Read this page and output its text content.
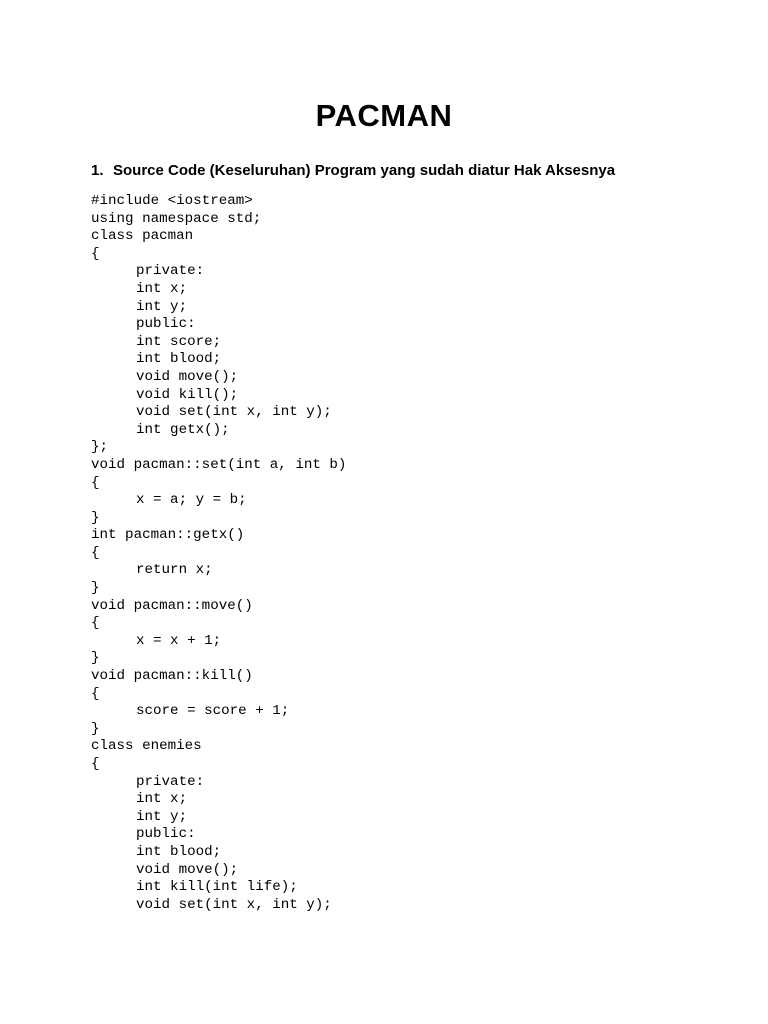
PACMAN
1. Source Code (Keseluruhan) Program yang sudah diatur Hak Aksesnya
#include <iostream>
using namespace std;
class pacman
{
private:
int x;
int y;
public:
int score;
int blood;
void move();
void kill();
void set(int x, int y);
int getx();
};
void pacman::set(int a, int b)
{
x = a; y = b;
}
int pacman::getx()
{
return x;
}
void pacman::move()
{
x = x + 1;
}
void pacman::kill()
{
score = score + 1;
}
class enemies
{
private:
int x;
int y;
public:
int blood;
void move();
int kill(int life);
void set(int x, int y);
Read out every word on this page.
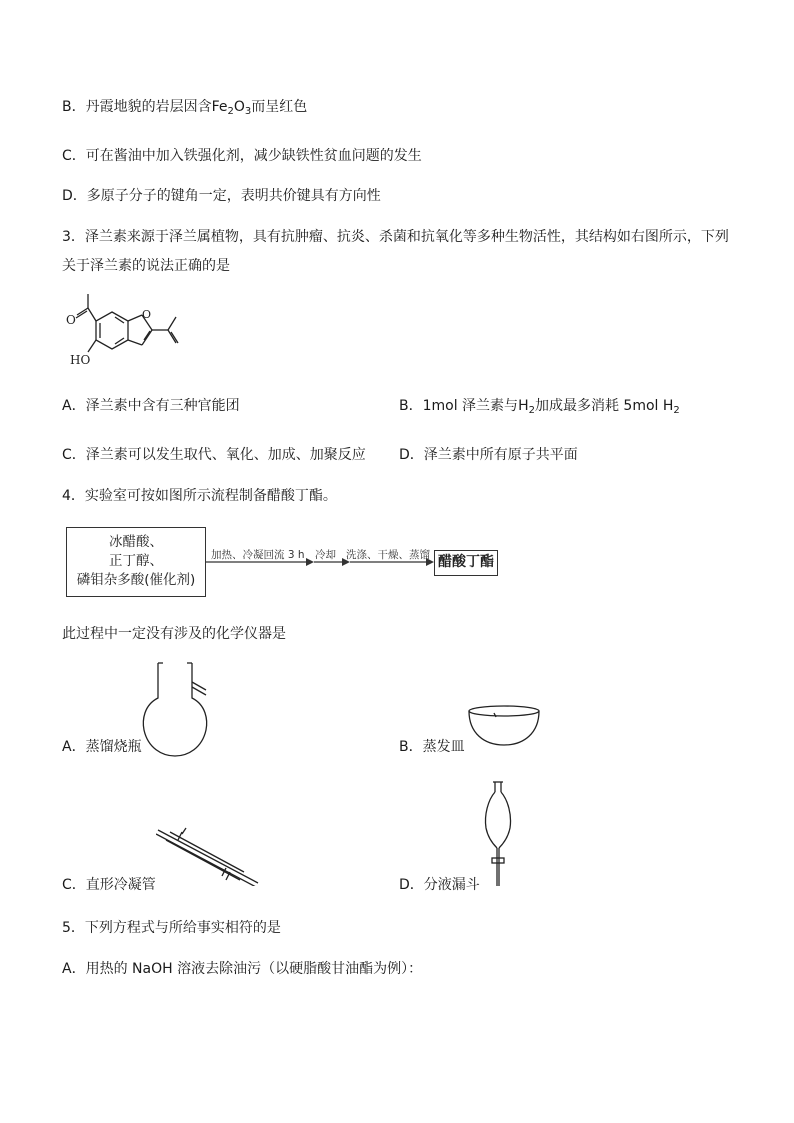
B．丹霞地貌的岩层因含$Fe_2O_3$而呈红色
C．可在酱油中加入铁强化剂，减少缺铁性贫血问题的发生
D．多原子分子的键角一定，表明共价键具有方向性
3．泽兰素来源于泽兰属植物，具有抗肿瘤、抗炎、杀菌和抗氧化等多种生物活性，其结构如右图所示，下列
关于泽兰素的说法正确的是
O	O
HO
A．泽兰素中含有三种官能团	B．1mol 泽兰素与$H_2$加成最多消耗 5mol $H_2$
C．泽兰素可以发生取代、氧化、加成、加聚反应 D．泽兰素中所有原子共平面
4．实验室可按如图所示流程制备醋酸丁酯。
冰醋酸、
正丁醇、
磷钼杂多酸(催化剂)
加热、冷凝回流 3 h 冷却 洗涤、干燥、蒸馏 醋酸丁酯
此过程中一定没有涉及的化学仪器是
A．蒸馏烧瓶	B．蒸发皿
C．直形冷凝管	D．分液漏斗
5．下列方程式与所给事实相符的是
A．用热的 NaOH 溶液去除油污（以硬脂酸甘油酯为例）：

..............................

- **Task details**
Copy out each record shown above without alteration, skipping any picture.

- **Result of the exercise**
Read this page and output its text content.
PACMAN
1. Source Code (Keseluruhan) Program yang sudah diatur Hak Aksesnya
#include <iostream>
using namespace std;
class pacman
{
private:
int x;
int y;
public:
int score;
int blood;
void move();
void kill();
void set(int x, int y);
int getx();
};
void pacman::set(int a, int b)
{
x = a; y = b;
}
int pacman::getx()
{
return x;
}
void pacman::move()
{
x = x + 1;
}
void pacman::kill()
{
score = score + 1;
}
class enemies
{
private:
int x;
int y;
public:
int blood;
void move();
int kill(int life);
void set(int x, int y);
Read out every word on this page.
B．丹霞地貌的岩层因含$Fe_2O_3$而呈红色
C．可在酱油中加入铁强化剂，减少缺铁性贫血问题的发生
D．多原子分子的键角一定，表明共价键具有方向性
3．泽兰素来源于泽兰属植物，具有抗肿瘤、抗炎、杀菌和抗氧化等多种生物活性，其结构如右图所示，下列
关于泽兰素的说法正确的是
O	O
HO
A．泽兰素中含有三种官能团	B．1mol 泽兰素与$H_2$加成最多消耗 5mol $H_2$
C．泽兰素可以发生取代、氧化、加成、加聚反应 D．泽兰素中所有原子共平面
4．实验室可按如图所示流程制备醋酸丁酯。
冰醋酸、
正丁醇、
磷钼杂多酸(催化剂)
加热、冷凝回流 3 h 冷却 洗涤、干燥、蒸馏 醋酸丁酯
此过程中一定没有涉及的化学仪器是
A．蒸馏烧瓶	B．蒸发皿
C．直形冷凝管	D．分液漏斗
5．下列方程式与所给事实相符的是
A．用热的 NaOH 溶液去除油污（以硬脂酸甘油酯为例）：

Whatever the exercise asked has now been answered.